- [WHAT YOU ARE ASKED TO DO] Give every entry again, word for word.

>>>

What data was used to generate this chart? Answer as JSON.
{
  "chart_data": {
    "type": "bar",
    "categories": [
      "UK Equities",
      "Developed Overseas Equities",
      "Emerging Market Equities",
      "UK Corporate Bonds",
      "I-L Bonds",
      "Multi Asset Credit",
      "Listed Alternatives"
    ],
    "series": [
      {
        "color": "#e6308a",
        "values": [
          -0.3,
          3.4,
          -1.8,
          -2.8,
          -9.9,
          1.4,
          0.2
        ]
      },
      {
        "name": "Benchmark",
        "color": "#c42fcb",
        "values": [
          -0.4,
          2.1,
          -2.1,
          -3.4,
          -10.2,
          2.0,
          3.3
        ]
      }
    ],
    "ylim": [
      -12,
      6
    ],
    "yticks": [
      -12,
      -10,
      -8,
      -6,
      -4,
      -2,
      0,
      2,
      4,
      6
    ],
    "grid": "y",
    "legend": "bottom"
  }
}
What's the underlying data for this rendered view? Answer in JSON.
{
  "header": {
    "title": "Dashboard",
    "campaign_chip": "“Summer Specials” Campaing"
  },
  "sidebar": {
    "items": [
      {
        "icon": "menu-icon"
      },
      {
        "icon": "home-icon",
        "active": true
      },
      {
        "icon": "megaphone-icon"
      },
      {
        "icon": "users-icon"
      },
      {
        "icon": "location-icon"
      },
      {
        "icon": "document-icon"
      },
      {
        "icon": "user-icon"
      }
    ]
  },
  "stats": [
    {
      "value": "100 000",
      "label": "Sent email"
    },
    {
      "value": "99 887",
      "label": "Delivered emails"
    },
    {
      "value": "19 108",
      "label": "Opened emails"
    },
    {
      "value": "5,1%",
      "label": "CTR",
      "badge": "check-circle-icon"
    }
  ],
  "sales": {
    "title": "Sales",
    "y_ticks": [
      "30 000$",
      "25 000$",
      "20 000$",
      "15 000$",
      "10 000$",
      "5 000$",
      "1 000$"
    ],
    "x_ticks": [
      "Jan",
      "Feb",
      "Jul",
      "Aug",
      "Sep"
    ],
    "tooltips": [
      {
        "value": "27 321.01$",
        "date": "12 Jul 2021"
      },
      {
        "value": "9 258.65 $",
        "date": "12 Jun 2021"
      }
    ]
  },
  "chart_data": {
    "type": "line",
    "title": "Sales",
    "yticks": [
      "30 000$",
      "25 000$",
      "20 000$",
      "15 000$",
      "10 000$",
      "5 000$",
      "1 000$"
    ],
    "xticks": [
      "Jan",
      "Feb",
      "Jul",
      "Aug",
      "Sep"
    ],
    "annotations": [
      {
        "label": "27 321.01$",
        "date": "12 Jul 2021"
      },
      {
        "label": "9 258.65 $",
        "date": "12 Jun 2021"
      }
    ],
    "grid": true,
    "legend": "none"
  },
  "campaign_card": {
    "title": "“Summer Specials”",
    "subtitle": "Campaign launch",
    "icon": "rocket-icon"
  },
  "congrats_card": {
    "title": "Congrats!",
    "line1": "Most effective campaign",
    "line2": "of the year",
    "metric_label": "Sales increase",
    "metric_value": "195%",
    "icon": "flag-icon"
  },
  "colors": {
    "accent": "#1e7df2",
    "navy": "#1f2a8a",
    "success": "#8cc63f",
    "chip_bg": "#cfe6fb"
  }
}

<<<

- [COMPLETED TASK]
What data was used to generate this chart? Answer as JSON.
{
  "chart_data": {
    "type": "bar",
    "categories": [
      "UK Equities",
      "Developed Overseas Equities",
      "Emerging Market Equities",
      "UK Corporate Bonds",
      "I-L Bonds",
      "Multi Asset Credit",
      "Listed Alternatives"
    ],
    "series": [
      {
        "color": "#e6308a",
        "values": [
          -0.3,
          3.4,
          -1.8,
          -2.8,
          -9.9,
          1.4,
          0.2
        ]
      },
      {
        "name": "Benchmark",
        "color": "#c42fcb",
        "values": [
          -0.4,
          2.1,
          -2.1,
          -3.4,
          -10.2,
          2.0,
          3.3
        ]
      }
    ],
    "ylim": [
      -12,
      6
    ],
    "yticks": [
      -12,
      -10,
      -8,
      -6,
      -4,
      -2,
      0,
      2,
      4,
      6
    ],
    "grid": "y",
    "legend": "bottom"
  }
}
What's the underlying data for this rendered view? Answer in JSON.
{
  "header": {
    "title": "Dashboard",
    "campaign_chip": "“Summer Specials” Campaing"
  },
  "sidebar": {
    "items": [
      {
        "icon": "menu-icon"
      },
      {
        "icon": "home-icon",
        "active": true
      },
      {
        "icon": "megaphone-icon"
      },
      {
        "icon": "users-icon"
      },
      {
        "icon": "location-icon"
      },
      {
        "icon": "document-icon"
      },
      {
        "icon": "user-icon"
      }
    ]
  },
  "stats": [
    {
      "value": "100 000",
      "label": "Sent email"
    },
    {
      "value": "99 887",
      "label": "Delivered emails"
    },
    {
      "value": "19 108",
      "label": "Opened emails"
    },
    {
      "value": "5,1%",
      "label": "CTR",
      "badge": "check-circle-icon"
    }
  ],
  "sales": {
    "title": "Sales",
    "y_ticks": [
      "30 000$",
      "25 000$",
      "20 000$",
      "15 000$",
      "10 000$",
      "5 000$",
      "1 000$"
    ],
    "x_ticks": [
      "Jan",
      "Feb",
      "Jul",
      "Aug",
      "Sep"
    ],
    "tooltips": [
      {
        "value": "27 321.01$",
        "date": "12 Jul 2021"
      },
      {
        "value": "9 258.65 $",
        "date": "12 Jun 2021"
      }
    ]
  },
  "chart_data": {
    "type": "line",
    "title": "Sales",
    "yticks": [
      "30 000$",
      "25 000$",
      "20 000$",
      "15 000$",
      "10 000$",
      "5 000$",
      "1 000$"
    ],
    "xticks": [
      "Jan",
      "Feb",
      "Jul",
      "Aug",
      "Sep"
    ],
    "annotations": [
      {
        "label": "27 321.01$",
        "date": "12 Jul 2021"
      },
      {
        "label": "9 258.65 $",
        "date": "12 Jun 2021"
      }
    ],
    "grid": true,
    "legend": "none"
  },
  "campaign_card": {
    "title": "“Summer Specials”",
    "subtitle": "Campaign launch",
    "icon": "rocket-icon"
  },
  "congrats_card": {
    "title": "Congrats!",
    "line1": "Most effective campaign",
    "line2": "of the year",
    "metric_label": "Sales increase",
    "metric_value": "195%",
    "icon": "flag-icon"
  },
  "colors": {
    "accent": "#1e7df2",
    "navy": "#1f2a8a",
    "success": "#8cc63f",
    "chip_bg": "#cfe6fb"
  }
}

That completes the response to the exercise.